**TASK INSTRUCTIONS**
Copy every line that holds "name".

**INPUT ROWS**
__________________________________________________

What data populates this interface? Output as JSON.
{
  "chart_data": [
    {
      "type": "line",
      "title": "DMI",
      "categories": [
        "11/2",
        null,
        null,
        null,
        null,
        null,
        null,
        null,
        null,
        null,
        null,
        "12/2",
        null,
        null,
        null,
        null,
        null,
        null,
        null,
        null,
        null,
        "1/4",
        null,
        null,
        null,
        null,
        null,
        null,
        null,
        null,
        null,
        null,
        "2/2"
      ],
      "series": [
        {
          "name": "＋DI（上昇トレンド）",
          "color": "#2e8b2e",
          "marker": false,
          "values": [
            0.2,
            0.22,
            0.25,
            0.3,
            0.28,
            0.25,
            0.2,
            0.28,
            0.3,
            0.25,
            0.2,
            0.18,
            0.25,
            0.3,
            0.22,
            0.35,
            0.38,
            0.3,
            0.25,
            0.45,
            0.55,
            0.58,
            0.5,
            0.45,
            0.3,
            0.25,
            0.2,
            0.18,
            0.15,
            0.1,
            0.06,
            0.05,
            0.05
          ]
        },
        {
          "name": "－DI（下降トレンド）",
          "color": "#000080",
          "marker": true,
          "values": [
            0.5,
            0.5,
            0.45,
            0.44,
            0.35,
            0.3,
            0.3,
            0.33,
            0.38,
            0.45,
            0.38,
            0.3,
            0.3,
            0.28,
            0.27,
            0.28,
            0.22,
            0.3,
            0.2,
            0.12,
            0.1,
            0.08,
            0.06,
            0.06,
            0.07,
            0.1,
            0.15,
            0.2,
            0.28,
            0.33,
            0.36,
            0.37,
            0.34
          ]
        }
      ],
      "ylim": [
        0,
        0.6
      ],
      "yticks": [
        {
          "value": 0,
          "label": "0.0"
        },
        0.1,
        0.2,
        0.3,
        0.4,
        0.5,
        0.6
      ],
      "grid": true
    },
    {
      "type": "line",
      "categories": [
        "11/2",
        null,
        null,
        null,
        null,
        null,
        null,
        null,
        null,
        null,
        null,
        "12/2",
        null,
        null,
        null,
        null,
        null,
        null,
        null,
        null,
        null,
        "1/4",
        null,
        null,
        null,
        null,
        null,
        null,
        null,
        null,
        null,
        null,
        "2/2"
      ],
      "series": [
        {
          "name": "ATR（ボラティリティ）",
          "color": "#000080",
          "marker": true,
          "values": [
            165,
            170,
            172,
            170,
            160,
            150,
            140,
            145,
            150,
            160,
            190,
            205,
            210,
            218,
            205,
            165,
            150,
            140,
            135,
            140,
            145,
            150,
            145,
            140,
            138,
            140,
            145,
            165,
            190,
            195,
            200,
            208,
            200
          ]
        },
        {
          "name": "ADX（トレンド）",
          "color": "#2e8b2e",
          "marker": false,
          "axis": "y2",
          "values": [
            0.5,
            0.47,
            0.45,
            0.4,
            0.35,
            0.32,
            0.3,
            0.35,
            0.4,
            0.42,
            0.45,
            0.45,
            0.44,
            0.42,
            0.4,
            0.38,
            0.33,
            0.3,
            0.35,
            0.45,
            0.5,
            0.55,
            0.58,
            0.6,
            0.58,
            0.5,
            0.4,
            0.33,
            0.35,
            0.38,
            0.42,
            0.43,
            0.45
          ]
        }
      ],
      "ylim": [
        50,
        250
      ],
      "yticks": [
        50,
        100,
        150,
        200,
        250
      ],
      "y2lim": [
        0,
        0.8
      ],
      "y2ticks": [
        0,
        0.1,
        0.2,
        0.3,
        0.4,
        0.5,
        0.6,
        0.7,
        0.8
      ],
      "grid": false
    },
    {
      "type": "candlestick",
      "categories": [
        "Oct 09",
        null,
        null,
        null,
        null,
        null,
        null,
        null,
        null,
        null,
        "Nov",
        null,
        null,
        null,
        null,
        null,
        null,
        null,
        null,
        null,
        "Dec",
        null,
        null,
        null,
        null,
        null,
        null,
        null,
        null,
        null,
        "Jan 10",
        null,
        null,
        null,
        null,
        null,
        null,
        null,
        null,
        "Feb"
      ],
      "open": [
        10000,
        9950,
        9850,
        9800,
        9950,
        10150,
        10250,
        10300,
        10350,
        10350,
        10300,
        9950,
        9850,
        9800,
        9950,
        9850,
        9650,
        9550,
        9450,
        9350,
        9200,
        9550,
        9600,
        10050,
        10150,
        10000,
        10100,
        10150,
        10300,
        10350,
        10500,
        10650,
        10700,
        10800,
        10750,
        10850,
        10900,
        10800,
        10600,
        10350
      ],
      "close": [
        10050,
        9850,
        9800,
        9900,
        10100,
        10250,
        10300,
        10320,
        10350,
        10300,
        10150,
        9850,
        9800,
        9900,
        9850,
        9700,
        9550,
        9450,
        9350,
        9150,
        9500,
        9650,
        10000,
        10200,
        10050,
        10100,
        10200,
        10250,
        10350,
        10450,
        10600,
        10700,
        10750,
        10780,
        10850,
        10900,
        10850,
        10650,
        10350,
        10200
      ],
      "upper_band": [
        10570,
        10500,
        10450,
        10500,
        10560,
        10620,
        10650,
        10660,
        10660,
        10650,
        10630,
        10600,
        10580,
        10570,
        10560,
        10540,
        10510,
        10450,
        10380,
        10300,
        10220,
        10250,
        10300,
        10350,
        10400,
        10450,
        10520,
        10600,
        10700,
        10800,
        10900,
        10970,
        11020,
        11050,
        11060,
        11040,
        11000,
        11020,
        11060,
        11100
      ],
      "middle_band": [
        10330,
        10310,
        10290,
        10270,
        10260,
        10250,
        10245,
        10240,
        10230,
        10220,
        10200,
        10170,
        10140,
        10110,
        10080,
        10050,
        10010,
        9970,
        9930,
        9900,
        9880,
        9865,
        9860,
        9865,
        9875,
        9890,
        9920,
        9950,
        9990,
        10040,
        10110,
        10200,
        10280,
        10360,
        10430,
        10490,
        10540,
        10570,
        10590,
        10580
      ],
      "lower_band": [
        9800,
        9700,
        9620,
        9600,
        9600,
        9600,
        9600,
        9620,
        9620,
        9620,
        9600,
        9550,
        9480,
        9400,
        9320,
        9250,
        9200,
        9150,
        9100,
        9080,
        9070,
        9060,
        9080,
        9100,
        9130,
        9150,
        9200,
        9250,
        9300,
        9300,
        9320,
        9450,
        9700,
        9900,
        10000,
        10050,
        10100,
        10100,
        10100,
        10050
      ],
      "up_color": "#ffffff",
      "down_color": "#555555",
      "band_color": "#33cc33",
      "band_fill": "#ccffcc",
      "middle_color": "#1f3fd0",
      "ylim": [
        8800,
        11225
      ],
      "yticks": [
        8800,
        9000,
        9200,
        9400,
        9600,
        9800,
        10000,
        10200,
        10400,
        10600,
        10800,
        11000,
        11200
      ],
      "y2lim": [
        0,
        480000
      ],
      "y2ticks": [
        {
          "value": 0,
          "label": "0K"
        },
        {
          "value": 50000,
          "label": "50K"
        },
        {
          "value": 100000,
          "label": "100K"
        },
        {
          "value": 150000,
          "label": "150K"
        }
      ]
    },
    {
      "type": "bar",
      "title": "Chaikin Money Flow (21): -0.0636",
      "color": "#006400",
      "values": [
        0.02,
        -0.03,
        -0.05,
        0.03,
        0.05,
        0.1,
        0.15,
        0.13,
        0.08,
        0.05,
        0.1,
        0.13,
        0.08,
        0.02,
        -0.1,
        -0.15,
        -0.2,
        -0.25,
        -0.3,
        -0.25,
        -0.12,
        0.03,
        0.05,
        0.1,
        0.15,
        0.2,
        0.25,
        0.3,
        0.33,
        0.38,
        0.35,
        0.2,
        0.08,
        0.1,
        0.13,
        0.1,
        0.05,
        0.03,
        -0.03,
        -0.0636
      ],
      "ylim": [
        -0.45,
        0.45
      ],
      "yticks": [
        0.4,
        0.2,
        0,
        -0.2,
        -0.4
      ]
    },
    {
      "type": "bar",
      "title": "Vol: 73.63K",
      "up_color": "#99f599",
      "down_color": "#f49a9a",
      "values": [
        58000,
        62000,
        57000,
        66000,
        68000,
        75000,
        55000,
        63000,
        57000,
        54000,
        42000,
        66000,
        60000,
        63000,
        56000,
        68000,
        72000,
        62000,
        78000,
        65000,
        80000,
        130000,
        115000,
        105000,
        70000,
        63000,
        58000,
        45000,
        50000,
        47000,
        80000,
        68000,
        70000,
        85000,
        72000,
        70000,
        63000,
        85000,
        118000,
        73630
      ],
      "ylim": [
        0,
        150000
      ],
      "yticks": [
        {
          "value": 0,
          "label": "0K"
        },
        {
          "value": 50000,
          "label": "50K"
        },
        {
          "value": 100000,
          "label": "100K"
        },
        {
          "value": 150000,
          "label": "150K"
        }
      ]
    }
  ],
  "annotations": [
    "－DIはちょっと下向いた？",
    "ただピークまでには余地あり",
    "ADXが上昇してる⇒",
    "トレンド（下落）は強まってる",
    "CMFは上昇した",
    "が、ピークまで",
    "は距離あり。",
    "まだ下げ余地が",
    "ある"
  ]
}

__________________________________________________

**ANSWER FOR THIS EXERCISE**
          "name": "＋DI（上昇トレンド）",
          "name": "－DI（下降トレンド）",
          "name": "ATR（ボラティリティ）",
          "name": "ADX（トレンド）",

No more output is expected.